→ Aim
Tally the lines in the records underneath that contain the string "backscattering", and state the figure by itself.
______
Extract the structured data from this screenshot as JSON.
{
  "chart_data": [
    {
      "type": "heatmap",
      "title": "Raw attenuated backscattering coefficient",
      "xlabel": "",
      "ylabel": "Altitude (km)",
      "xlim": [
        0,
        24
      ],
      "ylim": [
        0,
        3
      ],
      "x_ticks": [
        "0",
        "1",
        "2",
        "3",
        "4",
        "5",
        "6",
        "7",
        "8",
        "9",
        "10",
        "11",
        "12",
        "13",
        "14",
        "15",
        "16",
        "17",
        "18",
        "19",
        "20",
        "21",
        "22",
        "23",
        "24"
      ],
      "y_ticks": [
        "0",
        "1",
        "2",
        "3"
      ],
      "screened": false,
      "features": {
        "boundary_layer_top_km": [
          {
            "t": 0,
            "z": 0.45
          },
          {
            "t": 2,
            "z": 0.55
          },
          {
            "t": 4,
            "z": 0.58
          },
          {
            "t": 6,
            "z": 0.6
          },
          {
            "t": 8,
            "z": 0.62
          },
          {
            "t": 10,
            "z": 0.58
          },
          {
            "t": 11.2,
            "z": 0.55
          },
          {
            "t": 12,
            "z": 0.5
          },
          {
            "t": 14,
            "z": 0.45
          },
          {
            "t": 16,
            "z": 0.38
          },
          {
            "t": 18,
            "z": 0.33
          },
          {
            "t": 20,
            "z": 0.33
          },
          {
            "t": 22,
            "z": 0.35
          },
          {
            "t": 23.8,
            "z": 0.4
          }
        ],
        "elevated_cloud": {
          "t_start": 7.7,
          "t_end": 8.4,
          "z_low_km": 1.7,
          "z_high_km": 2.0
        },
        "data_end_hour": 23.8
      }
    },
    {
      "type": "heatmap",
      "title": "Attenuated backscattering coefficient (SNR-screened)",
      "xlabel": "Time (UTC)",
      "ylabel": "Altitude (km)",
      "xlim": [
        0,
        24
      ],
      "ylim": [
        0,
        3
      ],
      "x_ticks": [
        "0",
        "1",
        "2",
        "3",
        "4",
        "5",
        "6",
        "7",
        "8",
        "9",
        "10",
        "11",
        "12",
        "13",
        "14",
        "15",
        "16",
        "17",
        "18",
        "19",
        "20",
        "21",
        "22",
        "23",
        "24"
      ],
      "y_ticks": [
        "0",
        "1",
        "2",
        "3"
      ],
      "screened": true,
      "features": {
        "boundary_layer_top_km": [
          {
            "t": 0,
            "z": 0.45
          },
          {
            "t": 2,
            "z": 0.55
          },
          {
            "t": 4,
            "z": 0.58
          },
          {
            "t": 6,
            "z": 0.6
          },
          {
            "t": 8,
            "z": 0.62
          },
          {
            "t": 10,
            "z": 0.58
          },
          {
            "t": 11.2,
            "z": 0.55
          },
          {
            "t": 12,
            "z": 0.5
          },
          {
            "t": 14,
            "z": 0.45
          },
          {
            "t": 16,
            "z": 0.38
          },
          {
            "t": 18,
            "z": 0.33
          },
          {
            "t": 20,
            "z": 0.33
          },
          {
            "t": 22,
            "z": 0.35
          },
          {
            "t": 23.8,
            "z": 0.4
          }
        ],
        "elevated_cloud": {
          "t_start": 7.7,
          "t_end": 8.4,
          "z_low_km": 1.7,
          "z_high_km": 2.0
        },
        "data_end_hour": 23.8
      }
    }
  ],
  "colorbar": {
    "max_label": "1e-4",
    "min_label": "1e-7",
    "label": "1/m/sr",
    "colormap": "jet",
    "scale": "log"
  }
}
______
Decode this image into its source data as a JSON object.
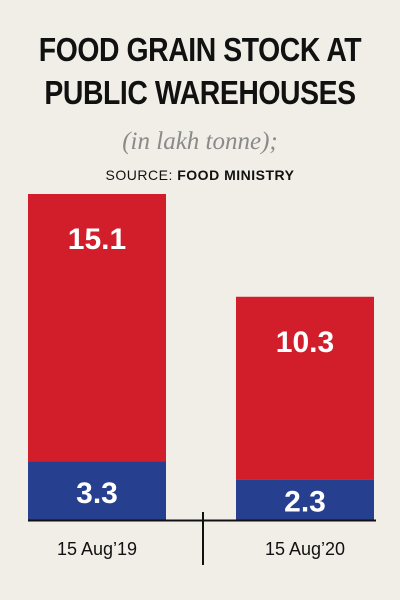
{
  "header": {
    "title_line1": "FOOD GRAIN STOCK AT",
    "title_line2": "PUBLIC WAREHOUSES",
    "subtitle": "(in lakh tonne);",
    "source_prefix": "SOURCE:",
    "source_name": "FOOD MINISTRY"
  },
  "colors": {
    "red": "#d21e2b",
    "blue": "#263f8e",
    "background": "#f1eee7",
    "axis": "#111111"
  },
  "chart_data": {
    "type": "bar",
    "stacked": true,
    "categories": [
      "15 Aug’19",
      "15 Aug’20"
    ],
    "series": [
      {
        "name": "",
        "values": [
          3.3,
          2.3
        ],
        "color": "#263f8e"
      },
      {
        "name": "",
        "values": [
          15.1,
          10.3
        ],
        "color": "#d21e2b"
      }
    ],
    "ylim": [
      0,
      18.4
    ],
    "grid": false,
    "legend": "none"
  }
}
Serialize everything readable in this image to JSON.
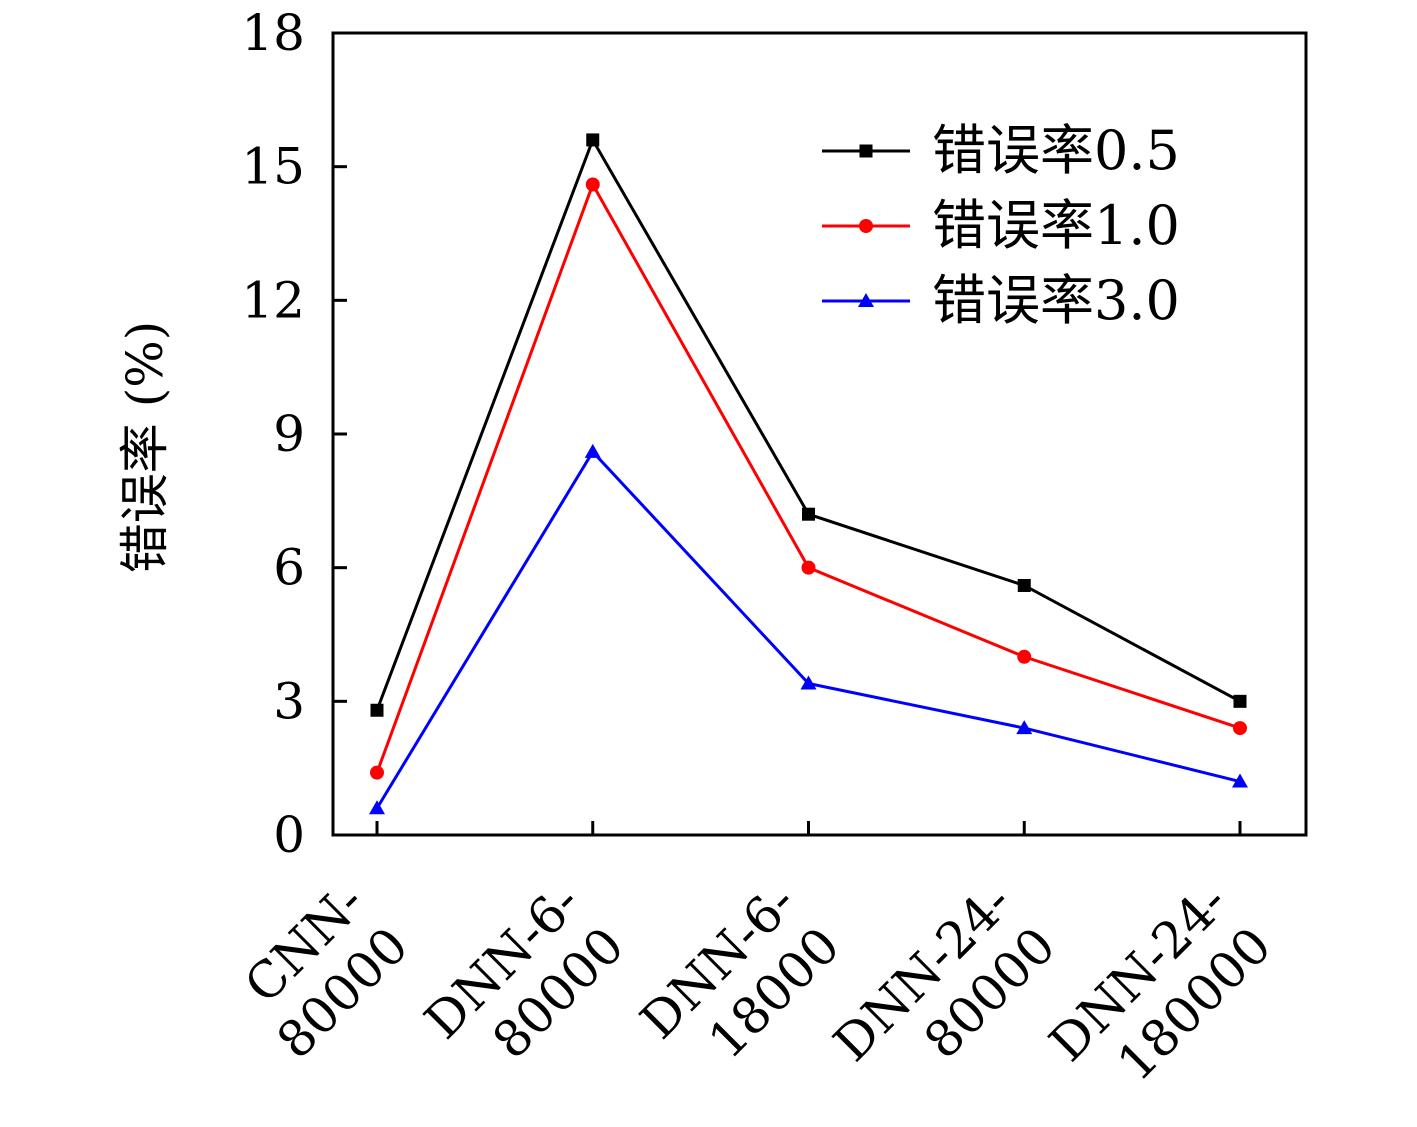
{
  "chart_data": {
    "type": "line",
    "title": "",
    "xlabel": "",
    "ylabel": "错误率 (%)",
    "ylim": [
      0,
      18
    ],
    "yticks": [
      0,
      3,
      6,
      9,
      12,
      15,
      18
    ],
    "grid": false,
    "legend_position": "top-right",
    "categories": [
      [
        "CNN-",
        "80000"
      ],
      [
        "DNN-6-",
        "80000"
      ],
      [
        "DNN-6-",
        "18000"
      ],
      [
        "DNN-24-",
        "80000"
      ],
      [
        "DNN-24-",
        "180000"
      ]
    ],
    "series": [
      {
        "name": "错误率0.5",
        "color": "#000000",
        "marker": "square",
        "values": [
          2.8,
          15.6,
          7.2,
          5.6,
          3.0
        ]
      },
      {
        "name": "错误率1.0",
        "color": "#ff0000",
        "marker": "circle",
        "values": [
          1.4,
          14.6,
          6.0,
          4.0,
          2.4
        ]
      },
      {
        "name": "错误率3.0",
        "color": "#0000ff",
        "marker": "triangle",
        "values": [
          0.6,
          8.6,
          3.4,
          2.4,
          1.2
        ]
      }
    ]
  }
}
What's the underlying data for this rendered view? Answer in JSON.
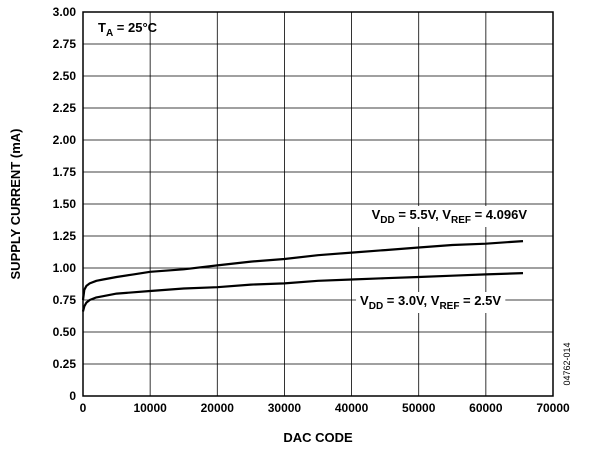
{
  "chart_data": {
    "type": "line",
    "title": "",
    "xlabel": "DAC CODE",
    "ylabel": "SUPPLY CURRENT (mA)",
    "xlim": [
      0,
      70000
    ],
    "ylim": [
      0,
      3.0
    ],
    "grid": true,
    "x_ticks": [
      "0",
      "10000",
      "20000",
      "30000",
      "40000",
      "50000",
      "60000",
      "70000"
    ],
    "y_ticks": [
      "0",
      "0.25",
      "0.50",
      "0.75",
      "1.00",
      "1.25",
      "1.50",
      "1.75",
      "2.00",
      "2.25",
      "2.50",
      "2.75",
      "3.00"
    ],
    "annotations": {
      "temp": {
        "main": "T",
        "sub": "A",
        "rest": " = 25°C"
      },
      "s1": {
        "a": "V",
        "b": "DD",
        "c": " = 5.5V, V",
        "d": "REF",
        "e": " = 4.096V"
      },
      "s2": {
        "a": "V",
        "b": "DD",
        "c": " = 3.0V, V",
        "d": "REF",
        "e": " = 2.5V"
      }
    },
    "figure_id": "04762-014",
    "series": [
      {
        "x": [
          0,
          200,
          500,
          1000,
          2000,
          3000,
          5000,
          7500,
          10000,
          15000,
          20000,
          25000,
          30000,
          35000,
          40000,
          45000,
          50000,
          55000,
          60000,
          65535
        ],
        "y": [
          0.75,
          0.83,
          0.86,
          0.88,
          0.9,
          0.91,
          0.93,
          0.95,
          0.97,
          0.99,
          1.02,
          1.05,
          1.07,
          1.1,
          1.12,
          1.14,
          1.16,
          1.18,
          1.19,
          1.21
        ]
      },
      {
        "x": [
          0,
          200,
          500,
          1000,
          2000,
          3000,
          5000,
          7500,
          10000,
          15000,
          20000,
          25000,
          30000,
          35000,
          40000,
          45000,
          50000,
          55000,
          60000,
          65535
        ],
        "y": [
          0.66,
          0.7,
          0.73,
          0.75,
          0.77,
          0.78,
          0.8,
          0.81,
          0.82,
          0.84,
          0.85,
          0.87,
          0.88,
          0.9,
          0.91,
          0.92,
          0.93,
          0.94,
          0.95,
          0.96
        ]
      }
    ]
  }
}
______
→ Output of the exercise
2